Each record is to be transcribed exactly.

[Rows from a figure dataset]

# # # #

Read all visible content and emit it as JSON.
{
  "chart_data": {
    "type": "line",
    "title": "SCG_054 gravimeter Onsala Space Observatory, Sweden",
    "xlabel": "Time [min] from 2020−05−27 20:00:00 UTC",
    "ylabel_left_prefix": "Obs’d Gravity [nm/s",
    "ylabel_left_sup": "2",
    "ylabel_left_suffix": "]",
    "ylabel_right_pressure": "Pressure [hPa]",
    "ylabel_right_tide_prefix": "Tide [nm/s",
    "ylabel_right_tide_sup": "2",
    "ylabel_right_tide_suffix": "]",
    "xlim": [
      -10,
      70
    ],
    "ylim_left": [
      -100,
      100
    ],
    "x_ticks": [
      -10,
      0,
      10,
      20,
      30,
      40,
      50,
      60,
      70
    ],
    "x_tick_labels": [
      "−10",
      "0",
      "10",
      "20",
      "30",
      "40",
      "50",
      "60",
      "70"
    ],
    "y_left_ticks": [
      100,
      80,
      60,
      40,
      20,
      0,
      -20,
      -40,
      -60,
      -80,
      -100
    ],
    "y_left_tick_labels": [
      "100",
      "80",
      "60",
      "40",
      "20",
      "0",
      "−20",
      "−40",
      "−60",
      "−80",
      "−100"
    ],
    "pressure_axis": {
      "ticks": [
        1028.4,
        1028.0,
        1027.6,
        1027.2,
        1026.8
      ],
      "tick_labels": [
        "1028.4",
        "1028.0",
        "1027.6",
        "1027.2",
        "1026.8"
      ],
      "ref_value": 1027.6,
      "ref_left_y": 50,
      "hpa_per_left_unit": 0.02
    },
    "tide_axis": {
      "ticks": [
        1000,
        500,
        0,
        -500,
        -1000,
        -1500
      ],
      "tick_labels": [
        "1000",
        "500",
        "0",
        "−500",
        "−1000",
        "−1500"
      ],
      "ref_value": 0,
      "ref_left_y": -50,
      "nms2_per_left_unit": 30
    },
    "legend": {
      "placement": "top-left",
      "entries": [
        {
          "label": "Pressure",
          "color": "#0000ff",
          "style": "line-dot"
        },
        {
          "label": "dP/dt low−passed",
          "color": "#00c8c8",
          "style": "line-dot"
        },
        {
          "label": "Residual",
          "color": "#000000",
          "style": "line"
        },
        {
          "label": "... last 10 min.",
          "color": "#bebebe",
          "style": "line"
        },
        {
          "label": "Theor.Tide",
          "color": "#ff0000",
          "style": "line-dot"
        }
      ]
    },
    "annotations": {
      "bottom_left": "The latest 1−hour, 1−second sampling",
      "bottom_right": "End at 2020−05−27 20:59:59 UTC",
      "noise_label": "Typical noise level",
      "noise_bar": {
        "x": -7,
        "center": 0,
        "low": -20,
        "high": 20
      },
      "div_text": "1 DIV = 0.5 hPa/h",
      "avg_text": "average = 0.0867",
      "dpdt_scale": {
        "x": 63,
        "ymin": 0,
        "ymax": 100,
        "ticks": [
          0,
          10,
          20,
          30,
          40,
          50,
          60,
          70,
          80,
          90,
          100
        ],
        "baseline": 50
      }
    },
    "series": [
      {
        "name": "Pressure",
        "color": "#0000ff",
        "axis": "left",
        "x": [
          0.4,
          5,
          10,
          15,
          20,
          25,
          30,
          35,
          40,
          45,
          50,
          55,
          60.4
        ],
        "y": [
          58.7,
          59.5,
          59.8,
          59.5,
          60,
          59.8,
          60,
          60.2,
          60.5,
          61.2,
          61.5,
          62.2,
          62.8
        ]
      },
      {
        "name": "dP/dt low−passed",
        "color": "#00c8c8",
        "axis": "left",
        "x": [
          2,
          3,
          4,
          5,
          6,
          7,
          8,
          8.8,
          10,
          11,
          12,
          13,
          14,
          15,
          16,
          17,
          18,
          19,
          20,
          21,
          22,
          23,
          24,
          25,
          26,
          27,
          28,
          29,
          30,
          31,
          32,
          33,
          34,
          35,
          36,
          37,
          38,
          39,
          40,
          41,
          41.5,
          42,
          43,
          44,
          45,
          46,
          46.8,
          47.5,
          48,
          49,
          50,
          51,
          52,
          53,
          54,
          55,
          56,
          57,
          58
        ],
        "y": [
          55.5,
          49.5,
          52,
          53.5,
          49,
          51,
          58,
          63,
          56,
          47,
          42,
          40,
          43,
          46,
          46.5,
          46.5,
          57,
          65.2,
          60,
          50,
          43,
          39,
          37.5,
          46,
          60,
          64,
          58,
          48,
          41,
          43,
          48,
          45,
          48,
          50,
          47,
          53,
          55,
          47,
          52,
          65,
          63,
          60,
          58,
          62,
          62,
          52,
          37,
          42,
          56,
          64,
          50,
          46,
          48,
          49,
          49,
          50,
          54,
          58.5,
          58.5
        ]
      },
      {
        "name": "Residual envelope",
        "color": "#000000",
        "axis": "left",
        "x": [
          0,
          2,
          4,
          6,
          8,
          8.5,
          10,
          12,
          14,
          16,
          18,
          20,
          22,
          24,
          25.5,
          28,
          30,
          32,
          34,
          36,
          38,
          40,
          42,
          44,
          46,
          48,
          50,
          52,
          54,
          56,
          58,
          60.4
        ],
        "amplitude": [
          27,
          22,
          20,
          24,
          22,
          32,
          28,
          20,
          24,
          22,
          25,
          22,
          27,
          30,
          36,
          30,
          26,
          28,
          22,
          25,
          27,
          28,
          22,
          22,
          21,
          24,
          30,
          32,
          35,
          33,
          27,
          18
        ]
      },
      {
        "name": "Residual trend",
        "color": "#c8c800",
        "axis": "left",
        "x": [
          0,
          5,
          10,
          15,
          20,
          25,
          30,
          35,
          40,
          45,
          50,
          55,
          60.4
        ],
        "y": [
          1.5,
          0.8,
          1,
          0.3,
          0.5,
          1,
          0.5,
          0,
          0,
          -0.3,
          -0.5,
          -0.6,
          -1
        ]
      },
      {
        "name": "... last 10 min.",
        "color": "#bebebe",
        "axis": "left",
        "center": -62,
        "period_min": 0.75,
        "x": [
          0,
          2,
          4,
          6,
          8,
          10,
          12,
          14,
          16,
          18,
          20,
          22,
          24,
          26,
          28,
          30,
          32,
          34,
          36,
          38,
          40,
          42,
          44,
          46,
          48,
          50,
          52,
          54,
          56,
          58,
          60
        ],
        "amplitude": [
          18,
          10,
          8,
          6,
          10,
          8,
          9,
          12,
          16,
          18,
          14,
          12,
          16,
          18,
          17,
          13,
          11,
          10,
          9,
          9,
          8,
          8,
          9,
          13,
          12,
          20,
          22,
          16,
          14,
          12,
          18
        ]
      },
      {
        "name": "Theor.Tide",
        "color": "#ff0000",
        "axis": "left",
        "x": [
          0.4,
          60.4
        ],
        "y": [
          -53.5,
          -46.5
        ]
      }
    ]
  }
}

# # # #

#### Exercise response:
Read all visible content and emit it as JSON.
{
  "chart_data": {
    "type": "line",
    "title": "SCG_054 gravimeter Onsala Space Observatory, Sweden",
    "xlabel": "Time [min] from 2020−05−27 20:00:00 UTC",
    "ylabel_left_prefix": "Obs’d Gravity [nm/s",
    "ylabel_left_sup": "2",
    "ylabel_left_suffix": "]",
    "ylabel_right_pressure": "Pressure [hPa]",
    "ylabel_right_tide_prefix": "Tide [nm/s",
    "ylabel_right_tide_sup": "2",
    "ylabel_right_tide_suffix": "]",
    "xlim": [
      -10,
      70
    ],
    "ylim_left": [
      -100,
      100
    ],
    "x_ticks": [
      -10,
      0,
      10,
      20,
      30,
      40,
      50,
      60,
      70
    ],
    "x_tick_labels": [
      "−10",
      "0",
      "10",
      "20",
      "30",
      "40",
      "50",
      "60",
      "70"
    ],
    "y_left_ticks": [
      100,
      80,
      60,
      40,
      20,
      0,
      -20,
      -40,
      -60,
      -80,
      -100
    ],
    "y_left_tick_labels": [
      "100",
      "80",
      "60",
      "40",
      "20",
      "0",
      "−20",
      "−40",
      "−60",
      "−80",
      "−100"
    ],
    "pressure_axis": {
      "ticks": [
        1028.4,
        1028.0,
        1027.6,
        1027.2,
        1026.8
      ],
      "tick_labels": [
        "1028.4",
        "1028.0",
        "1027.6",
        "1027.2",
        "1026.8"
      ],
      "ref_value": 1027.6,
      "ref_left_y": 50,
      "hpa_per_left_unit": 0.02
    },
    "tide_axis": {
      "ticks": [
        1000,
        500,
        0,
        -500,
        -1000,
        -1500
      ],
      "tick_labels": [
        "1000",
        "500",
        "0",
        "−500",
        "−1000",
        "−1500"
      ],
      "ref_value": 0,
      "ref_left_y": -50,
      "nms2_per_left_unit": 30
    },
    "legend": {
      "placement": "top-left",
      "entries": [
        {
          "label": "Pressure",
          "color": "#0000ff",
          "style": "line-dot"
        },
        {
          "label": "dP/dt low−passed",
          "color": "#00c8c8",
          "style": "line-dot"
        },
        {
          "label": "Residual",
          "color": "#000000",
          "style": "line"
        },
        {
          "label": "... last 10 min.",
          "color": "#bebebe",
          "style": "line"
        },
        {
          "label": "Theor.Tide",
          "color": "#ff0000",
          "style": "line-dot"
        }
      ]
    },
    "annotations": {
      "bottom_left": "The latest 1−hour, 1−second sampling",
      "bottom_right": "End at 2020−05−27 20:59:59 UTC",
      "noise_label": "Typical noise level",
      "noise_bar": {
        "x": -7,
        "center": 0,
        "low": -20,
        "high": 20
      },
      "div_text": "1 DIV = 0.5 hPa/h",
      "avg_text": "average = 0.0867",
      "dpdt_scale": {
        "x": 63,
        "ymin": 0,
        "ymax": 100,
        "ticks": [
          0,
          10,
          20,
          30,
          40,
          50,
          60,
          70,
          80,
          90,
          100
        ],
        "baseline": 50
      }
    },
    "series": [
      {
        "name": "Pressure",
        "color": "#0000ff",
        "axis": "left",
        "x": [
          0.4,
          5,
          10,
          15,
          20,
          25,
          30,
          35,
          40,
          45,
          50,
          55,
          60.4
        ],
        "y": [
          58.7,
          59.5,
          59.8,
          59.5,
          60,
          59.8,
          60,
          60.2,
          60.5,
          61.2,
          61.5,
          62.2,
          62.8
        ]
      },
      {
        "name": "dP/dt low−passed",
        "color": "#00c8c8",
        "axis": "left",
        "x": [
          2,
          3,
          4,
          5,
          6,
          7,
          8,
          8.8,
          10,
          11,
          12,
          13,
          14,
          15,
          16,
          17,
          18,
          19,
          20,
          21,
          22,
          23,
          24,
          25,
          26,
          27,
          28,
          29,
          30,
          31,
          32,
          33,
          34,
          35,
          36,
          37,
          38,
          39,
          40,
          41,
          41.5,
          42,
          43,
          44,
          45,
          46,
          46.8,
          47.5,
          48,
          49,
          50,
          51,
          52,
          53,
          54,
          55,
          56,
          57,
          58
        ],
        "y": [
          55.5,
          49.5,
          52,
          53.5,
          49,
          51,
          58,
          63,
          56,
          47,
          42,
          40,
          43,
          46,
          46.5,
          46.5,
          57,
          65.2,
          60,
          50,
          43,
          39,
          37.5,
          46,
          60,
          64,
          58,
          48,
          41,
          43,
          48,
          45,
          48,
          50,
          47,
          53,
          55,
          47,
          52,
          65,
          63,
          60,
          58,
          62,
          62,
          52,
          37,
          42,
          56,
          64,
          50,
          46,
          48,
          49,
          49,
          50,
          54,
          58.5,
          58.5
        ]
      },
      {
        "name": "Residual envelope",
        "color": "#000000",
        "axis": "left",
        "x": [
          0,
          2,
          4,
          6,
          8,
          8.5,
          10,
          12,
          14,
          16,
          18,
          20,
          22,
          24,
          25.5,
          28,
          30,
          32,
          34,
          36,
          38,
          40,
          42,
          44,
          46,
          48,
          50,
          52,
          54,
          56,
          58,
          60.4
        ],
        "amplitude": [
          27,
          22,
          20,
          24,
          22,
          32,
          28,
          20,
          24,
          22,
          25,
          22,
          27,
          30,
          36,
          30,
          26,
          28,
          22,
          25,
          27,
          28,
          22,
          22,
          21,
          24,
          30,
          32,
          35,
          33,
          27,
          18
        ]
      },
      {
        "name": "Residual trend",
        "color": "#c8c800",
        "axis": "left",
        "x": [
          0,
          5,
          10,
          15,
          20,
          25,
          30,
          35,
          40,
          45,
          50,
          55,
          60.4
        ],
        "y": [
          1.5,
          0.8,
          1,
          0.3,
          0.5,
          1,
          0.5,
          0,
          0,
          -0.3,
          -0.5,
          -0.6,
          -1
        ]
      },
      {
        "name": "... last 10 min.",
        "color": "#bebebe",
        "axis": "left",
        "center": -62,
        "period_min": 0.75,
        "x": [
          0,
          2,
          4,
          6,
          8,
          10,
          12,
          14,
          16,
          18,
          20,
          22,
          24,
          26,
          28,
          30,
          32,
          34,
          36,
          38,
          40,
          42,
          44,
          46,
          48,
          50,
          52,
          54,
          56,
          58,
          60
        ],
        "amplitude": [
          18,
          10,
          8,
          6,
          10,
          8,
          9,
          12,
          16,
          18,
          14,
          12,
          16,
          18,
          17,
          13,
          11,
          10,
          9,
          9,
          8,
          8,
          9,
          13,
          12,
          20,
          22,
          16,
          14,
          12,
          18
        ]
      },
      {
        "name": "Theor.Tide",
        "color": "#ff0000",
        "axis": "left",
        "x": [
          0.4,
          60.4
        ],
        "y": [
          -53.5,
          -46.5
        ]
      }
    ]
  }
}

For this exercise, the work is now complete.